• Written task:
Reproduce the data exactly.

• Input material:

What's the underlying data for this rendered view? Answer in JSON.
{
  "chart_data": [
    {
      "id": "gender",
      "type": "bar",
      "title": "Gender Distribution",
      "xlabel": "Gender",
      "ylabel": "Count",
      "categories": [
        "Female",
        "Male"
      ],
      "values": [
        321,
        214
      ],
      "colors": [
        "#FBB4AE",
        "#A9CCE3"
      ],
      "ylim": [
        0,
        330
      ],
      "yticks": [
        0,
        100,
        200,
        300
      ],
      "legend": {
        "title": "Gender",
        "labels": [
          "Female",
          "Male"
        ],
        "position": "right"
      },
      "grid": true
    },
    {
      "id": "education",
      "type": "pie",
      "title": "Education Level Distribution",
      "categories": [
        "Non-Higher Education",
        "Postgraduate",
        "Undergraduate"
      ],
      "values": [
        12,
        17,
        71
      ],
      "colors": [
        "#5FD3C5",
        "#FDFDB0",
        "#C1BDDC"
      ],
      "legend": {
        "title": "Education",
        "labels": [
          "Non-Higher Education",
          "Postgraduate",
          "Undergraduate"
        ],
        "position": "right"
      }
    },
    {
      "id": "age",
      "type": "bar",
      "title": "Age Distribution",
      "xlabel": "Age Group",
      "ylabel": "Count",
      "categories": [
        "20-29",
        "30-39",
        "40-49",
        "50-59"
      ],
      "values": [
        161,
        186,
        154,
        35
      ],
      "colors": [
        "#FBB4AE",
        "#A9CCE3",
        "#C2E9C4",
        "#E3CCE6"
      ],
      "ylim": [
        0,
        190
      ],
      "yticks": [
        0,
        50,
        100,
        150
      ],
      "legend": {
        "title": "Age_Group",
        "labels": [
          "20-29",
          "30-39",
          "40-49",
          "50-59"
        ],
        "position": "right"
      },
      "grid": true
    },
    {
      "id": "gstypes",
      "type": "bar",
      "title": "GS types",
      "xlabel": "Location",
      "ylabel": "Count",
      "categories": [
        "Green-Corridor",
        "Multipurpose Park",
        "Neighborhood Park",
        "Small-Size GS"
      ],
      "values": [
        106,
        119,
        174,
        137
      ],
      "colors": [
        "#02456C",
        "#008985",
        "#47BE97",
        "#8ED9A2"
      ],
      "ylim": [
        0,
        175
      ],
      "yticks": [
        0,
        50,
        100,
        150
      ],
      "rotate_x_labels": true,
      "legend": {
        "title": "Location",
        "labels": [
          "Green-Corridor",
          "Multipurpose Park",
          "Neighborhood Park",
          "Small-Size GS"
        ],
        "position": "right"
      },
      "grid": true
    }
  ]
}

• Right answer:
What's the underlying data for this rendered view? Answer in JSON.
{
  "chart_data": [
    {
      "id": "gender",
      "type": "bar",
      "title": "Gender Distribution",
      "xlabel": "Gender",
      "ylabel": "Count",
      "categories": [
        "Female",
        "Male"
      ],
      "values": [
        321,
        214
      ],
      "colors": [
        "#FBB4AE",
        "#A9CCE3"
      ],
      "ylim": [
        0,
        330
      ],
      "yticks": [
        0,
        100,
        200,
        300
      ],
      "legend": {
        "title": "Gender",
        "labels": [
          "Female",
          "Male"
        ],
        "position": "right"
      },
      "grid": true
    },
    {
      "id": "education",
      "type": "pie",
      "title": "Education Level Distribution",
      "categories": [
        "Non-Higher Education",
        "Postgraduate",
        "Undergraduate"
      ],
      "values": [
        12,
        17,
        71
      ],
      "colors": [
        "#5FD3C5",
        "#FDFDB0",
        "#C1BDDC"
      ],
      "legend": {
        "title": "Education",
        "labels": [
          "Non-Higher Education",
          "Postgraduate",
          "Undergraduate"
        ],
        "position": "right"
      }
    },
    {
      "id": "age",
      "type": "bar",
      "title": "Age Distribution",
      "xlabel": "Age Group",
      "ylabel": "Count",
      "categories": [
        "20-29",
        "30-39",
        "40-49",
        "50-59"
      ],
      "values": [
        161,
        186,
        154,
        35
      ],
      "colors": [
        "#FBB4AE",
        "#A9CCE3",
        "#C2E9C4",
        "#E3CCE6"
      ],
      "ylim": [
        0,
        190
      ],
      "yticks": [
        0,
        50,
        100,
        150
      ],
      "legend": {
        "title": "Age_Group",
        "labels": [
          "20-29",
          "30-39",
          "40-49",
          "50-59"
        ],
        "position": "right"
      },
      "grid": true
    },
    {
      "id": "gstypes",
      "type": "bar",
      "title": "GS types",
      "xlabel": "Location",
      "ylabel": "Count",
      "categories": [
        "Green-Corridor",
        "Multipurpose Park",
        "Neighborhood Park",
        "Small-Size GS"
      ],
      "values": [
        106,
        119,
        174,
        137
      ],
      "colors": [
        "#02456C",
        "#008985",
        "#47BE97",
        "#8ED9A2"
      ],
      "ylim": [
        0,
        175
      ],
      "yticks": [
        0,
        50,
        100,
        150
      ],
      "rotate_x_labels": true,
      "legend": {
        "title": "Location",
        "labels": [
          "Green-Corridor",
          "Multipurpose Park",
          "Neighborhood Park",
          "Small-Size GS"
        ],
        "position": "right"
      },
      "grid": true
    }
  ]
}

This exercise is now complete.